[Work required] Extract all of the entries and give them again, word for word.

(Stored entries)
━━━━━━━━━━━━━━━━

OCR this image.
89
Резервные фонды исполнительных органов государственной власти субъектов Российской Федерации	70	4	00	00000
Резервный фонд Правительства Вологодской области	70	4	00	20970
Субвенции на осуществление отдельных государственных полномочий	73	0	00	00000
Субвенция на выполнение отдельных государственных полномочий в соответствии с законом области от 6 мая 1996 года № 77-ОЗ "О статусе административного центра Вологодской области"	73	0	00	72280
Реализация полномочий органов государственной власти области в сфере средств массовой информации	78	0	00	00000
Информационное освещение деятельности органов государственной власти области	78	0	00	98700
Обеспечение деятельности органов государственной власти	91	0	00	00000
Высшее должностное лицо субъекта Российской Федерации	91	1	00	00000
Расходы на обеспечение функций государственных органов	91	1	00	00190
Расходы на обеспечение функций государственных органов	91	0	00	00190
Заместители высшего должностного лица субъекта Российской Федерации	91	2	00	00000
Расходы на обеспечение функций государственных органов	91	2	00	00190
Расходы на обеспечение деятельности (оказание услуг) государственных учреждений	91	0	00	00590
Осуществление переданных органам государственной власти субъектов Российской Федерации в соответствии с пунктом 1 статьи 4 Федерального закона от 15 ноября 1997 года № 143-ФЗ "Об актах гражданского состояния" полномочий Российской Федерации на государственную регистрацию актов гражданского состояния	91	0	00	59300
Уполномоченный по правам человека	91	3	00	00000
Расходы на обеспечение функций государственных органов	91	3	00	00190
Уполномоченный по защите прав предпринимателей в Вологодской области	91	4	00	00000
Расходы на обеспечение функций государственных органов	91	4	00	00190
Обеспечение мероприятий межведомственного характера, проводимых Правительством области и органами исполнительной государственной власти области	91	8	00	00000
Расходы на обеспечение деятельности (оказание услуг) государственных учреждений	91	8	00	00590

━━━━━━━━━━━━━━━━

[Full solution]
OCR this image.
89
Резервные фонды исполнительных органов государственной власти субъектов Российской Федерации	70	4	00	00000
Резервный фонд Правительства Вологодской области	70	4	00	20970
Субвенции на осуществление отдельных государственных полномочий	73	0	00	00000
Субвенция на выполнение отдельных государственных полномочий в соответствии с законом области от 6 мая 1996 года № 77-ОЗ "О статусе административного центра Вологодской области"	73	0	00	72280
Реализация полномочий органов государственной власти области в сфере средств массовой информации	78	0	00	00000
Информационное освещение деятельности органов государственной власти области	78	0	00	98700
Обеспечение деятельности органов государственной власти	91	0	00	00000
Высшее должностное лицо субъекта Российской Федерации	91	1	00	00000
Расходы на обеспечение функций государственных органов	91	1	00	00190
Расходы на обеспечение функций государственных органов	91	0	00	00190
Заместители высшего должностного лица субъекта Российской Федерации	91	2	00	00000
Расходы на обеспечение функций государственных органов	91	2	00	00190
Расходы на обеспечение деятельности (оказание услуг) государственных учреждений	91	0	00	00590
Осуществление переданных органам государственной власти субъектов Российской Федерации в соответствии с пунктом 1 статьи 4 Федерального закона от 15 ноября 1997 года № 143-ФЗ "Об актах гражданского состояния" полномочий Российской Федерации на государственную регистрацию актов гражданского состояния	91	0	00	59300
Уполномоченный по правам человека	91	3	00	00000
Расходы на обеспечение функций государственных органов	91	3	00	00190
Уполномоченный по защите прав предпринимателей в Вологодской области	91	4	00	00000
Расходы на обеспечение функций государственных органов	91	4	00	00190
Обеспечение мероприятий межведомственного характера, проводимых Правительством области и органами исполнительной государственной власти области	91	8	00	00000
Расходы на обеспечение деятельности (оказание услуг) государственных учреждений	91	8	00	00590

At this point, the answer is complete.